>> START Data to use

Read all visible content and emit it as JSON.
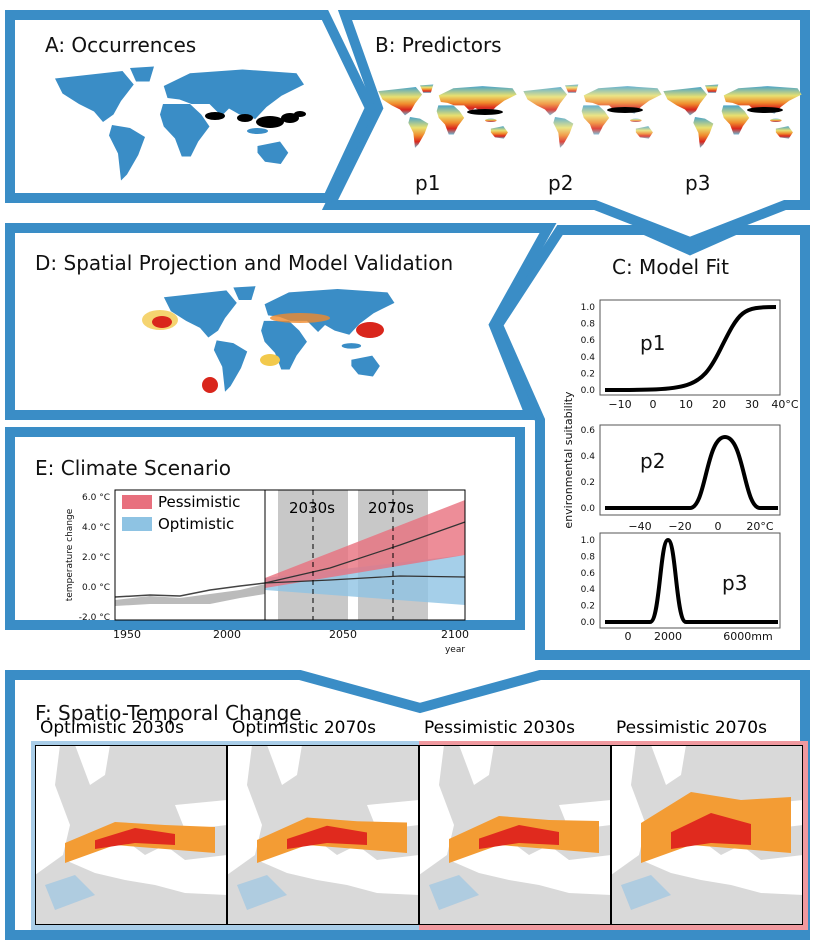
{
  "panels": {
    "a": {
      "title": "A: Occurrences"
    },
    "b": {
      "title": "B: Predictors",
      "labels": [
        "p1",
        "p2",
        "p3"
      ]
    },
    "c": {
      "title": "C: Model Fit",
      "y_label": "environmental suitability",
      "plots": [
        {
          "name": "p1",
          "yticks": [
            "0.0",
            "0.2",
            "0.4",
            "0.6",
            "0.8",
            "1.0"
          ],
          "xticks": [
            "−10",
            "0",
            "10",
            "20",
            "30",
            "40°C"
          ]
        },
        {
          "name": "p2",
          "yticks": [
            "0.0",
            "0.2",
            "0.4",
            "0.6"
          ],
          "xticks": [
            "−40",
            "−20",
            "0",
            "20°C"
          ]
        },
        {
          "name": "p3",
          "yticks": [
            "0.0",
            "0.2",
            "0.4",
            "0.6",
            "0.8",
            "1.0"
          ],
          "xticks": [
            "0",
            "2000",
            "6000mm"
          ]
        }
      ]
    },
    "d": {
      "title": "D: Spatial Projection and Model Validation"
    },
    "e": {
      "title": "E: Climate Scenario",
      "legend": [
        "Pessimistic",
        "Optimistic"
      ],
      "periods": [
        "2030s",
        "2070s"
      ],
      "y_label": "temperature change",
      "yticks": [
        "6.0 °C",
        "4.0 °C",
        "2.0 °C",
        "0.0 °C",
        "-2.0 °C"
      ],
      "xticks": [
        "1950",
        "2000",
        "2050",
        "2100"
      ],
      "x_label": "year"
    },
    "f": {
      "title": "F: Spatio-Temporal Change",
      "maps": [
        "Optimistic 2030s",
        "Optimistic 2070s",
        "Pessimistic 2030s",
        "Pessimistic 2070s"
      ]
    }
  }
}
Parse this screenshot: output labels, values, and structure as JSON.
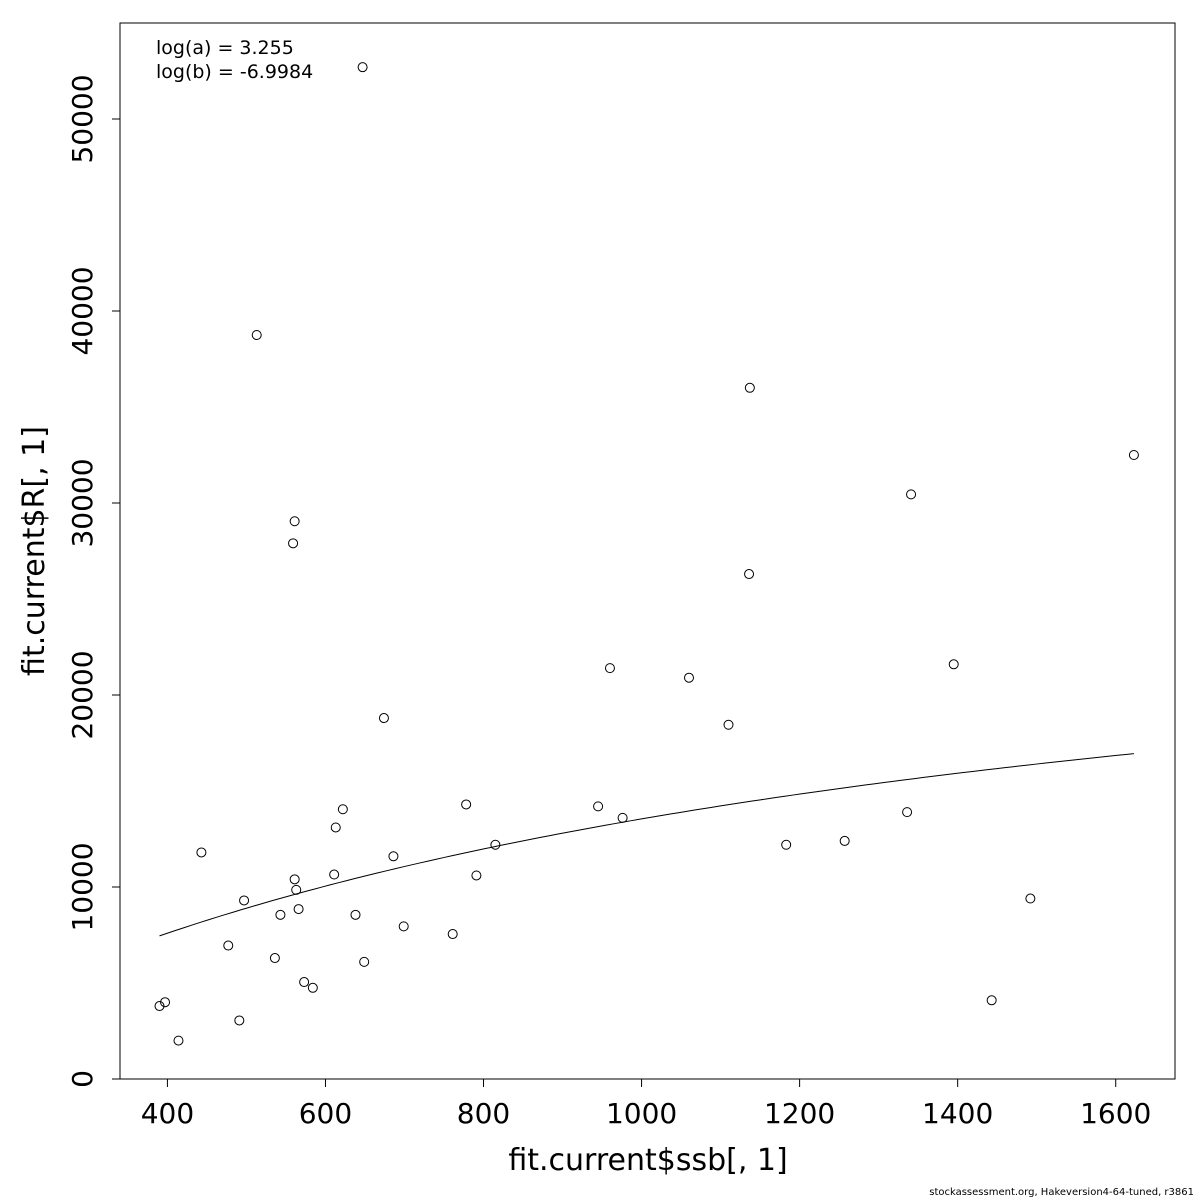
{
  "chart_data": {
    "type": "scatter",
    "xlabel": "fit.current$ssb[, 1]",
    "ylabel": "fit.current$R[, 1]",
    "xlim": [
      340,
      1675
    ],
    "ylim": [
      0,
      55000
    ],
    "x_ticks": [
      400,
      600,
      800,
      1000,
      1200,
      1400,
      1600
    ],
    "y_ticks": [
      0,
      10000,
      20000,
      30000,
      40000,
      50000
    ],
    "annotations": [
      "log(a) = 3.255",
      "log(b) = -6.9984"
    ],
    "grid": false,
    "points": [
      {
        "x": 390,
        "y": 3800
      },
      {
        "x": 397,
        "y": 4000
      },
      {
        "x": 414,
        "y": 2000
      },
      {
        "x": 443,
        "y": 11800
      },
      {
        "x": 477,
        "y": 6950
      },
      {
        "x": 491,
        "y": 3050
      },
      {
        "x": 497,
        "y": 9300
      },
      {
        "x": 513,
        "y": 38750
      },
      {
        "x": 536,
        "y": 6300
      },
      {
        "x": 543,
        "y": 8550
      },
      {
        "x": 559,
        "y": 27900
      },
      {
        "x": 561,
        "y": 29050
      },
      {
        "x": 561,
        "y": 10400
      },
      {
        "x": 563,
        "y": 9850
      },
      {
        "x": 566,
        "y": 8850
      },
      {
        "x": 573,
        "y": 5050
      },
      {
        "x": 584,
        "y": 4750
      },
      {
        "x": 611,
        "y": 10650
      },
      {
        "x": 613,
        "y": 13100
      },
      {
        "x": 622,
        "y": 14050
      },
      {
        "x": 638,
        "y": 8550
      },
      {
        "x": 647,
        "y": 52700
      },
      {
        "x": 649,
        "y": 6100
      },
      {
        "x": 674,
        "y": 18800
      },
      {
        "x": 686,
        "y": 11600
      },
      {
        "x": 699,
        "y": 7950
      },
      {
        "x": 761,
        "y": 7550
      },
      {
        "x": 778,
        "y": 14300
      },
      {
        "x": 791,
        "y": 10600
      },
      {
        "x": 815,
        "y": 12200
      },
      {
        "x": 945,
        "y": 14200
      },
      {
        "x": 960,
        "y": 21400
      },
      {
        "x": 976,
        "y": 13600
      },
      {
        "x": 1060,
        "y": 20900
      },
      {
        "x": 1110,
        "y": 18450
      },
      {
        "x": 1136,
        "y": 26300
      },
      {
        "x": 1137,
        "y": 36000
      },
      {
        "x": 1183,
        "y": 12200
      },
      {
        "x": 1257,
        "y": 12400
      },
      {
        "x": 1336,
        "y": 13900
      },
      {
        "x": 1341,
        "y": 30450
      },
      {
        "x": 1395,
        "y": 21600
      },
      {
        "x": 1443,
        "y": 4100
      },
      {
        "x": 1492,
        "y": 9400
      },
      {
        "x": 1623,
        "y": 32500
      }
    ],
    "fit_curve": {
      "type": "beverton-holt",
      "log_a": 3.255,
      "log_b": -6.9984,
      "x_range": [
        390,
        1623
      ]
    }
  },
  "footer": "stockassessment.org, Hakeversion4-64-tuned, r3861"
}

>> END Data to use

What you should do >> From the records, copy every line that has the string "Model" in it.

Exercise response >>
      "title": "C: Model Fit",
      "title": "D: Spatial Projection and Model Validation"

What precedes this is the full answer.